→ **GIVEN TASK**:
Return, word for word, every line that follows.

(Dataset entries on figures)
--- Begin ---

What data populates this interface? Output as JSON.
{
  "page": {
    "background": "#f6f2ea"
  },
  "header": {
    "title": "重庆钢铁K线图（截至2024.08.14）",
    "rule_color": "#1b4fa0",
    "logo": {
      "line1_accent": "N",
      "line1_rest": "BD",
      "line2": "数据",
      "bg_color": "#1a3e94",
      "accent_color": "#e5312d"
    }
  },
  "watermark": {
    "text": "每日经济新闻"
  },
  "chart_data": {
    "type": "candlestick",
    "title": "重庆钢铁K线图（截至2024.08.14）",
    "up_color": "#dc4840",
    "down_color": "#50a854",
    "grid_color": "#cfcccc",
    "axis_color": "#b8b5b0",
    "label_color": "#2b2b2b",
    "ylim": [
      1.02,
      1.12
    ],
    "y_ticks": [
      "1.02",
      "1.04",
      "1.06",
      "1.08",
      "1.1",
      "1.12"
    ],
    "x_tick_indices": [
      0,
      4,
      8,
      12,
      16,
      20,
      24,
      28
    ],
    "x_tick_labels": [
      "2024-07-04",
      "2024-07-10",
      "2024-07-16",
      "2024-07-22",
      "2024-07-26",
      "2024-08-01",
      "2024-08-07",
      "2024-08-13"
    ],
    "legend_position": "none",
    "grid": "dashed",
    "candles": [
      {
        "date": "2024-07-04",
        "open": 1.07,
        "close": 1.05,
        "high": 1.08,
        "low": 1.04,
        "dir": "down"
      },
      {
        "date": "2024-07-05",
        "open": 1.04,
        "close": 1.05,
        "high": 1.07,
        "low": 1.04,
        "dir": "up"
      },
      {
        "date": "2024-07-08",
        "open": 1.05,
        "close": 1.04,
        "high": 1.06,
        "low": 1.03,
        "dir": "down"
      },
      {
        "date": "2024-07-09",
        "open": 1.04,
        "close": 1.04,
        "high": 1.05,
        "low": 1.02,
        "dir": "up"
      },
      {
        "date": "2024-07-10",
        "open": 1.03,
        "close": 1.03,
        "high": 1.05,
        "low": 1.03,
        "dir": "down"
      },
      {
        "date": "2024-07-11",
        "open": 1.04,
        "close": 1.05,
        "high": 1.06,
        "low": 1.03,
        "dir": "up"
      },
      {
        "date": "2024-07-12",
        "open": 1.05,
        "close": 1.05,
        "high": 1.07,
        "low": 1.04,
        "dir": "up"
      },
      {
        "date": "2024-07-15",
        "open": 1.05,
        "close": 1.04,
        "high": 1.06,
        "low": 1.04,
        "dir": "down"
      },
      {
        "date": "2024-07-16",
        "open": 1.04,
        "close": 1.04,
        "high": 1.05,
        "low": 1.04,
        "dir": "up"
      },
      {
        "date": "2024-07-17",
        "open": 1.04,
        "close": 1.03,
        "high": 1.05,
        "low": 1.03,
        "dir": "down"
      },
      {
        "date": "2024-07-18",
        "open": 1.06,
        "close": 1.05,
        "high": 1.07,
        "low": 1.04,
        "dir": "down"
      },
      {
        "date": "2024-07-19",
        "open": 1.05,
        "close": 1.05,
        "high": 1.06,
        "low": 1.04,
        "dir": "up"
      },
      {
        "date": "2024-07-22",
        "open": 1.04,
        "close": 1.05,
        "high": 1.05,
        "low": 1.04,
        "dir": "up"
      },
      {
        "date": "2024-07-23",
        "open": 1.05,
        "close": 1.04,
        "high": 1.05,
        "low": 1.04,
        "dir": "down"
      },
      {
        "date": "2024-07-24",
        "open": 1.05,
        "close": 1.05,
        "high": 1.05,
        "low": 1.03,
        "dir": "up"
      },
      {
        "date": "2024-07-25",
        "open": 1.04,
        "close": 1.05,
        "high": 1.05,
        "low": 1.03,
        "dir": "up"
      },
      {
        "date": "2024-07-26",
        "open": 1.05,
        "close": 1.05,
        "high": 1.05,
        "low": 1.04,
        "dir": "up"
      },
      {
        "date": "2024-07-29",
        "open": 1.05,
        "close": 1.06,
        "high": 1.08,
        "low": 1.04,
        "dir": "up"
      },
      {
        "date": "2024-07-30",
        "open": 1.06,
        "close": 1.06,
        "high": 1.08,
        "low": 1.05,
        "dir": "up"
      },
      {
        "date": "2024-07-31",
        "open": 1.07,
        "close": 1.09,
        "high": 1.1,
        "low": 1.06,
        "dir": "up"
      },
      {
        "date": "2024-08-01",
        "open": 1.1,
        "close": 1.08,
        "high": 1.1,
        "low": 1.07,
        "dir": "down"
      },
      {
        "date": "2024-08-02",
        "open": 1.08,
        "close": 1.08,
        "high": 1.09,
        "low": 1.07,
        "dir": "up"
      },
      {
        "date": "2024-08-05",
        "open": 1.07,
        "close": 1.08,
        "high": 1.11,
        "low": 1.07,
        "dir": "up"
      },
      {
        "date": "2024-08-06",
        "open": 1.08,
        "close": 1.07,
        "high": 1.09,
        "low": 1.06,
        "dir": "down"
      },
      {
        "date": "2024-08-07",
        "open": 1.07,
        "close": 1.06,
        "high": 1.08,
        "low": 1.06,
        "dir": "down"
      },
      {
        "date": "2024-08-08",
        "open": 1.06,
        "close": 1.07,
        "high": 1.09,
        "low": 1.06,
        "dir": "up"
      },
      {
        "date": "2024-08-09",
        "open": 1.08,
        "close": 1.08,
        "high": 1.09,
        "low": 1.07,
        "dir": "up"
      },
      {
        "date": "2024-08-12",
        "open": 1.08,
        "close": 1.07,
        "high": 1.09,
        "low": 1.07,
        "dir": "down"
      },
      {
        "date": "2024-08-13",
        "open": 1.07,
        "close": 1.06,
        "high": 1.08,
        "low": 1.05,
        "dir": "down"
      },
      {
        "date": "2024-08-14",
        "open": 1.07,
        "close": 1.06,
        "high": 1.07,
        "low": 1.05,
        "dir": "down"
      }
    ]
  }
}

--- End ---

→ **REPLY TO THE TASK**:
What data populates this interface? Output as JSON.
{
  "page": {
    "background": "#f6f2ea"
  },
  "header": {
    "title": "重庆钢铁K线图（截至2024.08.14）",
    "rule_color": "#1b4fa0",
    "logo": {
      "line1_accent": "N",
      "line1_rest": "BD",
      "line2": "数据",
      "bg_color": "#1a3e94",
      "accent_color": "#e5312d"
    }
  },
  "watermark": {
    "text": "每日经济新闻"
  },
  "chart_data": {
    "type": "candlestick",
    "title": "重庆钢铁K线图（截至2024.08.14）",
    "up_color": "#dc4840",
    "down_color": "#50a854",
    "grid_color": "#cfcccc",
    "axis_color": "#b8b5b0",
    "label_color": "#2b2b2b",
    "ylim": [
      1.02,
      1.12
    ],
    "y_ticks": [
      "1.02",
      "1.04",
      "1.06",
      "1.08",
      "1.1",
      "1.12"
    ],
    "x_tick_indices": [
      0,
      4,
      8,
      12,
      16,
      20,
      24,
      28
    ],
    "x_tick_labels": [
      "2024-07-04",
      "2024-07-10",
      "2024-07-16",
      "2024-07-22",
      "2024-07-26",
      "2024-08-01",
      "2024-08-07",
      "2024-08-13"
    ],
    "legend_position": "none",
    "grid": "dashed",
    "candles": [
      {
        "date": "2024-07-04",
        "open": 1.07,
        "close": 1.05,
        "high": 1.08,
        "low": 1.04,
        "dir": "down"
      },
      {
        "date": "2024-07-05",
        "open": 1.04,
        "close": 1.05,
        "high": 1.07,
        "low": 1.04,
        "dir": "up"
      },
      {
        "date": "2024-07-08",
        "open": 1.05,
        "close": 1.04,
        "high": 1.06,
        "low": 1.03,
        "dir": "down"
      },
      {
        "date": "2024-07-09",
        "open": 1.04,
        "close": 1.04,
        "high": 1.05,
        "low": 1.02,
        "dir": "up"
      },
      {
        "date": "2024-07-10",
        "open": 1.03,
        "close": 1.03,
        "high": 1.05,
        "low": 1.03,
        "dir": "down"
      },
      {
        "date": "2024-07-11",
        "open": 1.04,
        "close": 1.05,
        "high": 1.06,
        "low": 1.03,
        "dir": "up"
      },
      {
        "date": "2024-07-12",
        "open": 1.05,
        "close": 1.05,
        "high": 1.07,
        "low": 1.04,
        "dir": "up"
      },
      {
        "date": "2024-07-15",
        "open": 1.05,
        "close": 1.04,
        "high": 1.06,
        "low": 1.04,
        "dir": "down"
      },
      {
        "date": "2024-07-16",
        "open": 1.04,
        "close": 1.04,
        "high": 1.05,
        "low": 1.04,
        "dir": "up"
      },
      {
        "date": "2024-07-17",
        "open": 1.04,
        "close": 1.03,
        "high": 1.05,
        "low": 1.03,
        "dir": "down"
      },
      {
        "date": "2024-07-18",
        "open": 1.06,
        "close": 1.05,
        "high": 1.07,
        "low": 1.04,
        "dir": "down"
      },
      {
        "date": "2024-07-19",
        "open": 1.05,
        "close": 1.05,
        "high": 1.06,
        "low": 1.04,
        "dir": "up"
      },
      {
        "date": "2024-07-22",
        "open": 1.04,
        "close": 1.05,
        "high": 1.05,
        "low": 1.04,
        "dir": "up"
      },
      {
        "date": "2024-07-23",
        "open": 1.05,
        "close": 1.04,
        "high": 1.05,
        "low": 1.04,
        "dir": "down"
      },
      {
        "date": "2024-07-24",
        "open": 1.05,
        "close": 1.05,
        "high": 1.05,
        "low": 1.03,
        "dir": "up"
      },
      {
        "date": "2024-07-25",
        "open": 1.04,
        "close": 1.05,
        "high": 1.05,
        "low": 1.03,
        "dir": "up"
      },
      {
        "date": "2024-07-26",
        "open": 1.05,
        "close": 1.05,
        "high": 1.05,
        "low": 1.04,
        "dir": "up"
      },
      {
        "date": "2024-07-29",
        "open": 1.05,
        "close": 1.06,
        "high": 1.08,
        "low": 1.04,
        "dir": "up"
      },
      {
        "date": "2024-07-30",
        "open": 1.06,
        "close": 1.06,
        "high": 1.08,
        "low": 1.05,
        "dir": "up"
      },
      {
        "date": "2024-07-31",
        "open": 1.07,
        "close": 1.09,
        "high": 1.1,
        "low": 1.06,
        "dir": "up"
      },
      {
        "date": "2024-08-01",
        "open": 1.1,
        "close": 1.08,
        "high": 1.1,
        "low": 1.07,
        "dir": "down"
      },
      {
        "date": "2024-08-02",
        "open": 1.08,
        "close": 1.08,
        "high": 1.09,
        "low": 1.07,
        "dir": "up"
      },
      {
        "date": "2024-08-05",
        "open": 1.07,
        "close": 1.08,
        "high": 1.11,
        "low": 1.07,
        "dir": "up"
      },
      {
        "date": "2024-08-06",
        "open": 1.08,
        "close": 1.07,
        "high": 1.09,
        "low": 1.06,
        "dir": "down"
      },
      {
        "date": "2024-08-07",
        "open": 1.07,
        "close": 1.06,
        "high": 1.08,
        "low": 1.06,
        "dir": "down"
      },
      {
        "date": "2024-08-08",
        "open": 1.06,
        "close": 1.07,
        "high": 1.09,
        "low": 1.06,
        "dir": "up"
      },
      {
        "date": "2024-08-09",
        "open": 1.08,
        "close": 1.08,
        "high": 1.09,
        "low": 1.07,
        "dir": "up"
      },
      {
        "date": "2024-08-12",
        "open": 1.08,
        "close": 1.07,
        "high": 1.09,
        "low": 1.07,
        "dir": "down"
      },
      {
        "date": "2024-08-13",
        "open": 1.07,
        "close": 1.06,
        "high": 1.08,
        "low": 1.05,
        "dir": "down"
      },
      {
        "date": "2024-08-14",
        "open": 1.07,
        "close": 1.06,
        "high": 1.07,
        "low": 1.05,
        "dir": "down"
      }
    ]
  }
}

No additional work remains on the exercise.